Dataset rows:
________

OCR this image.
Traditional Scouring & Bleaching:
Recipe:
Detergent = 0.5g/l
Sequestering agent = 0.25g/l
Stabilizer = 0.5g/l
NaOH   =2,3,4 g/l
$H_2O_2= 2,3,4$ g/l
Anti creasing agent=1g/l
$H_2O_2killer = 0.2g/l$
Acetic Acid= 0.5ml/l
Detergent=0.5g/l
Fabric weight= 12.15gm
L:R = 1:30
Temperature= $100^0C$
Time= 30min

________

• [What to do]
Look through the material and say how many lines hold "agent". Give the number only.

• [Exercise answer]
2